>> Start

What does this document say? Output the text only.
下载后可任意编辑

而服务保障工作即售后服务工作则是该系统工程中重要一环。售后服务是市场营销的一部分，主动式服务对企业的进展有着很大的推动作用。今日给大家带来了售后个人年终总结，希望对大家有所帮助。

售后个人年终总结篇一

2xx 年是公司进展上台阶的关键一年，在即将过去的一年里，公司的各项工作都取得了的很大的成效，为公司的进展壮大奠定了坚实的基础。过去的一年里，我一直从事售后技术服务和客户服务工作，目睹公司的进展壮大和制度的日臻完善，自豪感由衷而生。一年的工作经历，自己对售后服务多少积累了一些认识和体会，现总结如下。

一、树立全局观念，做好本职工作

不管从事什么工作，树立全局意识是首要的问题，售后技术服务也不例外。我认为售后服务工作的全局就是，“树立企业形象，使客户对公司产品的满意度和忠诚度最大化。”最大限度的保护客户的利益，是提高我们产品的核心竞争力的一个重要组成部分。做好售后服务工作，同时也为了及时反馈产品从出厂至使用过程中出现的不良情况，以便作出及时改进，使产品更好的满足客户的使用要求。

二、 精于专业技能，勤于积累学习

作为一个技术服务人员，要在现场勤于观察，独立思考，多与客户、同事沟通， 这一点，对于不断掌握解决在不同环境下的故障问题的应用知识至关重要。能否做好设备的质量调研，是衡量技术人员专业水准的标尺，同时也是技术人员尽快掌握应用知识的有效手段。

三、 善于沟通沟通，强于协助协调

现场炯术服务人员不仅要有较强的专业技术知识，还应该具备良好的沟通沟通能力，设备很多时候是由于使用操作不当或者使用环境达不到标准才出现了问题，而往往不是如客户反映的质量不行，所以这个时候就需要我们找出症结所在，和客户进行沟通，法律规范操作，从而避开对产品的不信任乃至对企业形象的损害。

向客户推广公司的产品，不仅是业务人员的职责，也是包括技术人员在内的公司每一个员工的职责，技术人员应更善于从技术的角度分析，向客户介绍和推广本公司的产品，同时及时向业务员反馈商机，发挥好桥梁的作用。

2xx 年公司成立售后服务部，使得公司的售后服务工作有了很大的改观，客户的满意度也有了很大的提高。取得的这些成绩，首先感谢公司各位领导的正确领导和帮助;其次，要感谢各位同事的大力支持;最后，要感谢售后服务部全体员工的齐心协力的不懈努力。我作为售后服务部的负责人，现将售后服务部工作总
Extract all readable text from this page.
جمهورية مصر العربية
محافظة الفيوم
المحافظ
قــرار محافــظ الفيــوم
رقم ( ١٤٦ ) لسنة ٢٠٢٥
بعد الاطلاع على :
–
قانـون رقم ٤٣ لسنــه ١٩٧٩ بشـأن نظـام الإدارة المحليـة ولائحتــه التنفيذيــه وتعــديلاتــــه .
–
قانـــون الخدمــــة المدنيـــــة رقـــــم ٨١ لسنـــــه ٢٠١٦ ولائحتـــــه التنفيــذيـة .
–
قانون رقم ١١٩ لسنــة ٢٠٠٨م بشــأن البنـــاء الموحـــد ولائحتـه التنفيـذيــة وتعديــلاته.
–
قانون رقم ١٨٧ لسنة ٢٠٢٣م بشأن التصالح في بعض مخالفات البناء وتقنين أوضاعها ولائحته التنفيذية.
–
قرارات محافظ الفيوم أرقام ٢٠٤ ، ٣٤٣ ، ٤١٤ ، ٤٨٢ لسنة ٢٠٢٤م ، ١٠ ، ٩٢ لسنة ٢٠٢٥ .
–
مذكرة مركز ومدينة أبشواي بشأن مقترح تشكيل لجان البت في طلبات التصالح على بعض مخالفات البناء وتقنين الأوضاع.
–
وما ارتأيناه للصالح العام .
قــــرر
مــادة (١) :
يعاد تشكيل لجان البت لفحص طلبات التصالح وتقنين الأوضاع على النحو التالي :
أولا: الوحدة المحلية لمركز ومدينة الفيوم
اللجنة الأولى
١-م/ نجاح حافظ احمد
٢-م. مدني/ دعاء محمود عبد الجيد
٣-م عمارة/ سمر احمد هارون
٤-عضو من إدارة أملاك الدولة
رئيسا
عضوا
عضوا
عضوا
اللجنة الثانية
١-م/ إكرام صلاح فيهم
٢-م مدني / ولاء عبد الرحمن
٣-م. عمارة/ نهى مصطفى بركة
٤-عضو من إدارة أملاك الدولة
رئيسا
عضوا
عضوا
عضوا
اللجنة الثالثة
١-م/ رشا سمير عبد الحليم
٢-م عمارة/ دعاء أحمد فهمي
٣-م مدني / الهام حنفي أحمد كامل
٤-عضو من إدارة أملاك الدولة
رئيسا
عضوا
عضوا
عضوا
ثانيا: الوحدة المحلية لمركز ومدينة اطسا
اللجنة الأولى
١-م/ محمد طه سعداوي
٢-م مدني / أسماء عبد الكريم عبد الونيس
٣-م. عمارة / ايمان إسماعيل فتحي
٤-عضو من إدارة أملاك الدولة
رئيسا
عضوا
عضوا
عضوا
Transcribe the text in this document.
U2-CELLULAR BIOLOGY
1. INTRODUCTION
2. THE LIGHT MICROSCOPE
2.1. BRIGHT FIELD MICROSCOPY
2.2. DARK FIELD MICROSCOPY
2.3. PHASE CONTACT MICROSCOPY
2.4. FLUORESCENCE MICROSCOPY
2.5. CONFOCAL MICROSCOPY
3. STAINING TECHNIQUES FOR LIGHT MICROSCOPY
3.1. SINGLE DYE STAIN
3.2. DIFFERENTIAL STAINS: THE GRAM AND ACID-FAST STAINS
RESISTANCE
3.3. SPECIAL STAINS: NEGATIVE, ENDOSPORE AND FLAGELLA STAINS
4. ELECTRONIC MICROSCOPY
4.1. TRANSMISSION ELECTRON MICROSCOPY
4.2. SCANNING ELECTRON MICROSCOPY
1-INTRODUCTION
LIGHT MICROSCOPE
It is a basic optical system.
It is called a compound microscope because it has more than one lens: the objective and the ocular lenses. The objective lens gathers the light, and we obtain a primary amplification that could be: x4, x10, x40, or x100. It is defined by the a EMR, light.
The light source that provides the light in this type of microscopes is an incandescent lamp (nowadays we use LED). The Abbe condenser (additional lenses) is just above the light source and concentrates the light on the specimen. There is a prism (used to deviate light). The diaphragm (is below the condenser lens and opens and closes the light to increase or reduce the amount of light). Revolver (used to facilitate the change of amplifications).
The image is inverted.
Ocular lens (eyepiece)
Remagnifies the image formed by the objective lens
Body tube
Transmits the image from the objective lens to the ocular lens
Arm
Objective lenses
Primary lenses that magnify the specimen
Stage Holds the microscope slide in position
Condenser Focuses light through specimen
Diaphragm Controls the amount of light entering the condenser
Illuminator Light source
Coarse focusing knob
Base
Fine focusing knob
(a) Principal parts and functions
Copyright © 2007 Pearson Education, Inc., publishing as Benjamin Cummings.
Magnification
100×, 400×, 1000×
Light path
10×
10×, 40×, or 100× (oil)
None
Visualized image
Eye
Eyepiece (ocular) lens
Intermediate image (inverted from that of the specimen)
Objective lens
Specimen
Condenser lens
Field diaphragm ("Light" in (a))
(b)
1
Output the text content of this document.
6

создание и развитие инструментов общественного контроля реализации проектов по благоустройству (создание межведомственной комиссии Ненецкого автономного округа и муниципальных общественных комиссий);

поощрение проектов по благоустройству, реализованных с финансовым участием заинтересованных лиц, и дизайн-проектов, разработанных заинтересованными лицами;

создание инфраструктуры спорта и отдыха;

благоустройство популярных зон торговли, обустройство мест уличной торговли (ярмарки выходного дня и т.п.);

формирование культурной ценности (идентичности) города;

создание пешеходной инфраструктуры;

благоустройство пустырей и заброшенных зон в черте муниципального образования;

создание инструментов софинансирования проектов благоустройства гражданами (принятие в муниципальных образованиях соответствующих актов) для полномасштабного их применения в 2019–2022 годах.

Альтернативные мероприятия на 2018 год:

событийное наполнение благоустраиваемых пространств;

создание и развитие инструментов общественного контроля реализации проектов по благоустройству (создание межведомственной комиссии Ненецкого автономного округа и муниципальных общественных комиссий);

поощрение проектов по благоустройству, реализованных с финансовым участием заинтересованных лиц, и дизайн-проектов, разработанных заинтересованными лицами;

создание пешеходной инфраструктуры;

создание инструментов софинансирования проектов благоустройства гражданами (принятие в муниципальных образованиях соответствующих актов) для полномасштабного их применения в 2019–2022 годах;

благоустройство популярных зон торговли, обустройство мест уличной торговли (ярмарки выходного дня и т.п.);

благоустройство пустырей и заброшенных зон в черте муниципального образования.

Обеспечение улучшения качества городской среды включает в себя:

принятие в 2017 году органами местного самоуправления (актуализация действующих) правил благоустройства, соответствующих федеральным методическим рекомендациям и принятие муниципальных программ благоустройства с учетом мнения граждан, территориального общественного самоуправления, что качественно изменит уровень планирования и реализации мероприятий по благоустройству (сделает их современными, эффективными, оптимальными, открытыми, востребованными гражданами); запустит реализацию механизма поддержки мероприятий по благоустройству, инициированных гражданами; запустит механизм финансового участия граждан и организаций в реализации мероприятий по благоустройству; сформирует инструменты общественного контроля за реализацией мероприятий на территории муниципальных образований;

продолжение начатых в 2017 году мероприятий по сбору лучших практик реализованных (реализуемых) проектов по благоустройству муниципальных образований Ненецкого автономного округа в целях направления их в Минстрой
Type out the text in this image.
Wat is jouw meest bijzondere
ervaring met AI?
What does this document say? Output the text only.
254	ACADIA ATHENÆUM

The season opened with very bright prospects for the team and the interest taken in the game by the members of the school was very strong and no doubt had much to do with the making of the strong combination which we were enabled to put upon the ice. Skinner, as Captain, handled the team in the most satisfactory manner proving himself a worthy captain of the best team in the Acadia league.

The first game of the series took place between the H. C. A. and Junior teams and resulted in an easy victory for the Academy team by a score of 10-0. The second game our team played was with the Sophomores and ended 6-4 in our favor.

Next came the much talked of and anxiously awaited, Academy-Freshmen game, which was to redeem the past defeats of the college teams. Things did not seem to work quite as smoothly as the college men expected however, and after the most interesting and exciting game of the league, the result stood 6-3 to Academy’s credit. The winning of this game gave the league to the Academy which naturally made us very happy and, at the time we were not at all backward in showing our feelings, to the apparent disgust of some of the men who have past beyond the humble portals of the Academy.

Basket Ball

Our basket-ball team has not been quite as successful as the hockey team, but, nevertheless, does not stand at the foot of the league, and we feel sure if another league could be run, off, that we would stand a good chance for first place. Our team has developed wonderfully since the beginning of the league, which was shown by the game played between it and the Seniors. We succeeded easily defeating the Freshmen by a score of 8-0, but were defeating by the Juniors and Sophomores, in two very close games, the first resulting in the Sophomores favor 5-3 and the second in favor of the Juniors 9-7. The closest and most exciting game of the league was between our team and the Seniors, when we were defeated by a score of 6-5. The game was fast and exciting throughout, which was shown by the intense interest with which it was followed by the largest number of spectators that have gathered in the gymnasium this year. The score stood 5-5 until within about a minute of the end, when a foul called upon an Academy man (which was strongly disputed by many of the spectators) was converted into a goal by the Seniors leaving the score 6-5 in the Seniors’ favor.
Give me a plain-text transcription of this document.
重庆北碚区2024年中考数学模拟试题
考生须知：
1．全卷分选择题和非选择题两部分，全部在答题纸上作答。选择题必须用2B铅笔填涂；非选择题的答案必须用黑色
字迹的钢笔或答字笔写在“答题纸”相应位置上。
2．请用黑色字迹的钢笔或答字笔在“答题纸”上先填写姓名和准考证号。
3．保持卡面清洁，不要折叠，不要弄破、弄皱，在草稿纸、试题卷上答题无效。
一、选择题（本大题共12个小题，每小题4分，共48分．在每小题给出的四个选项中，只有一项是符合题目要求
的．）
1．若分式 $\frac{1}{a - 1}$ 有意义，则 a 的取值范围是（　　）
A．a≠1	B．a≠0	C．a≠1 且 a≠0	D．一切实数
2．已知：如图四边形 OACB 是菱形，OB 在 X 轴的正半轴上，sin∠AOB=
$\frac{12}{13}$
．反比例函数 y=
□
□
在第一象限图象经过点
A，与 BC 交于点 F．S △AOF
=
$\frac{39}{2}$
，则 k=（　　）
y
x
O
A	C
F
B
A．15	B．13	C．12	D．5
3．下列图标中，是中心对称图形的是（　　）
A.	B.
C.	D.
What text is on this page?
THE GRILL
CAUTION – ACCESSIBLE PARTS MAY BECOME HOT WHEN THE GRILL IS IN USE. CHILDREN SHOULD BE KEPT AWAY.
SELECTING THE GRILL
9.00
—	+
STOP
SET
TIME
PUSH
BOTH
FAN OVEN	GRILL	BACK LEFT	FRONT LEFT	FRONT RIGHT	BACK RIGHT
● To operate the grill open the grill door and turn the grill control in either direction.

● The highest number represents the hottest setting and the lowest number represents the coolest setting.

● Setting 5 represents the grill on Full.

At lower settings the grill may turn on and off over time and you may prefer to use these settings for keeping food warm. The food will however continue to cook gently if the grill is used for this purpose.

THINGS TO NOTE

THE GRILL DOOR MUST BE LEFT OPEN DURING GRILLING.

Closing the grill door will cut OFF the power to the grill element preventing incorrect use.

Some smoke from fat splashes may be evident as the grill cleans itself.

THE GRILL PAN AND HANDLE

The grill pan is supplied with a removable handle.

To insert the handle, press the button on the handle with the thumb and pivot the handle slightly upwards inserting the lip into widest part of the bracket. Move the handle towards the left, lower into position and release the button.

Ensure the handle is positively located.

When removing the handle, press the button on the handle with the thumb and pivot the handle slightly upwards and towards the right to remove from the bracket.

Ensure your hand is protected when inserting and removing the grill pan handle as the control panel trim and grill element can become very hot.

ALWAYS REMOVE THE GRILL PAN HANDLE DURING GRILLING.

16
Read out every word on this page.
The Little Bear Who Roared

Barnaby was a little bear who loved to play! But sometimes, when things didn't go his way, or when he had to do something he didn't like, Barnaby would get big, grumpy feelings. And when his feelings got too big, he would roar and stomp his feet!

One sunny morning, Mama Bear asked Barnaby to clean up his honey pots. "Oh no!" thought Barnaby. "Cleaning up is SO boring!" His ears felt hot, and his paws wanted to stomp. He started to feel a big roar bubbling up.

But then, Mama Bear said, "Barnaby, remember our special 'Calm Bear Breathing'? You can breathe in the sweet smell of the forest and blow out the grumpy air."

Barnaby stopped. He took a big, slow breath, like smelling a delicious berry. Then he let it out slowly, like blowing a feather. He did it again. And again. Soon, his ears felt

>> End

- [WORK TO BE COMPLETED] Pull every line containing the word "благоустройства" out of the material.

- [EXERCISE RESPONSE]
создание инструментов софинансирования проектов благоустройства гражданами (принятие в муниципальных образованиях соответствующих актов) для полномасштабного их применения в 2019–2022 годах.
создание инструментов софинансирования проектов благоустройства гражданами (принятие в муниципальных образованиях соответствующих актов) для полномасштабного их применения в 2019–2022 годах;
принятие в 2017 году органами местного самоуправления (актуализация действующих) правил благоустройства, соответствующих федеральным методическим рекомендациям и принятие муниципальных программ благоустройства с учетом мнения граждан, территориального общественного самоуправления, что качественно изменит уровень планирования и реализации мероприятий по благоустройству (сделает их современными, эффективными, оптимальными, открытыми, востребованными гражданами); запустит реализацию механизма поддержки мероприятий по благоустройству, инициированных гражданами; запустит механизм финансового участия граждан и организаций в реализации мероприятий по благоустройству; сформирует инструменты общественного контроля за реализацией мероприятий на территории муниципальных образований;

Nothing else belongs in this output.